**What to do:** Write out the records in full and without alteration, setting aside their pictures.
[[ Input data open ]]
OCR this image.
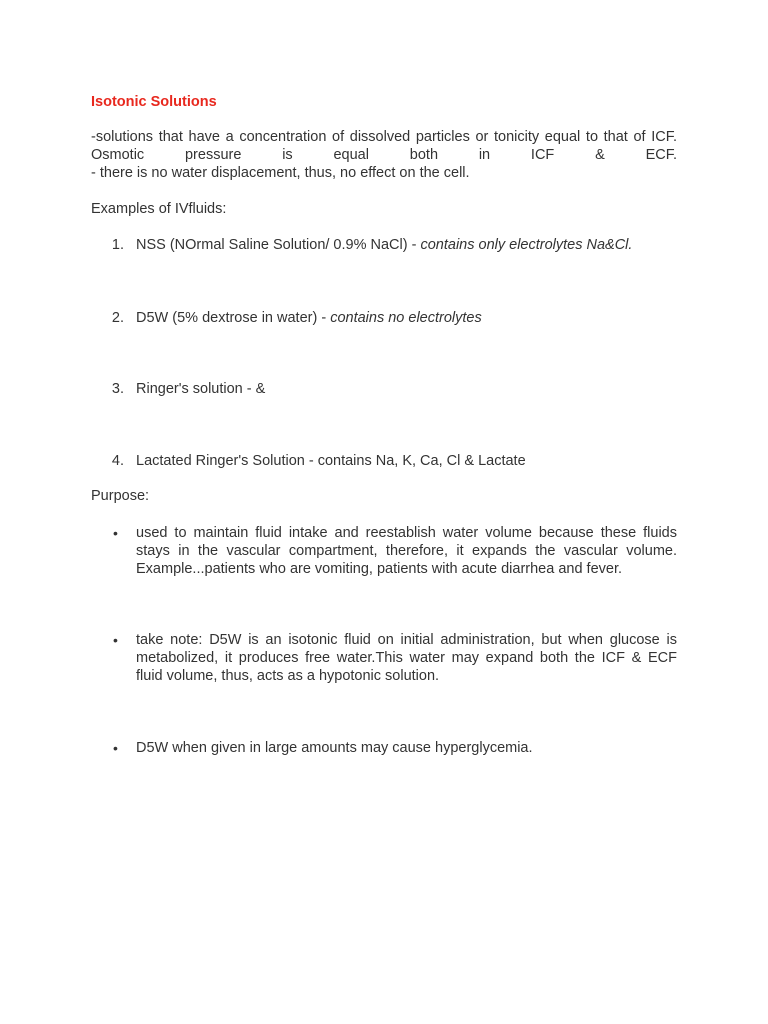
Isotonic Solutions
-solutions that have a concentration of dissolved particles or tonicity equal to that of ICF.
Osmotic pressure is equal both in ICF & ECF.
- there is no water displacement, thus, no effect on the cell.
Examples of IVfluids:
1. NSS (NOrmal Saline Solution/ 0.9% NaCl) - contains only electrolytes Na&Cl.
2. D5W (5% dextrose in water) - contains no electrolytes
3. Ringer's solution - &
4. Lactated Ringer's Solution - contains Na, K, Ca, Cl & Lactate
Purpose:
• used to maintain fluid intake and reestablish water volume because these fluids
stays in the vascular compartment, therefore, it expands the vascular volume.
Example...patients who are vomiting, patients with acute diarrhea and fever.
• take note: D5W is an isotonic fluid on initial administration, but when glucose is
metabolized, it produces free water.This water may expand both the ICF & ECF
fluid volume, thus, acts as a hypotonic solution.
• D5W when given in large amounts may cause hyperglycemia.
[[ Input data closed ]]
**Output of the task:**
OCR this image.
Isotonic Solutions
-solutions that have a concentration of dissolved particles or tonicity equal to that of ICF.
Osmotic pressure is equal both in ICF & ECF.
- there is no water displacement, thus, no effect on the cell.
Examples of IVfluids:
1. NSS (NOrmal Saline Solution/ 0.9% NaCl) - contains only electrolytes Na&Cl.
2. D5W (5% dextrose in water) - contains no electrolytes
3. Ringer's solution - &
4. Lactated Ringer's Solution - contains Na, K, Ca, Cl & Lactate
Purpose:
• used to maintain fluid intake and reestablish water volume because these fluids
stays in the vascular compartment, therefore, it expands the vascular volume.
Example...patients who are vomiting, patients with acute diarrhea and fever.
• take note: D5W is an isotonic fluid on initial administration, but when glucose is
metabolized, it produces free water.This water may expand both the ICF & ECF
fluid volume, thus, acts as a hypotonic solution.
• D5W when given in large amounts may cause hyperglycemia.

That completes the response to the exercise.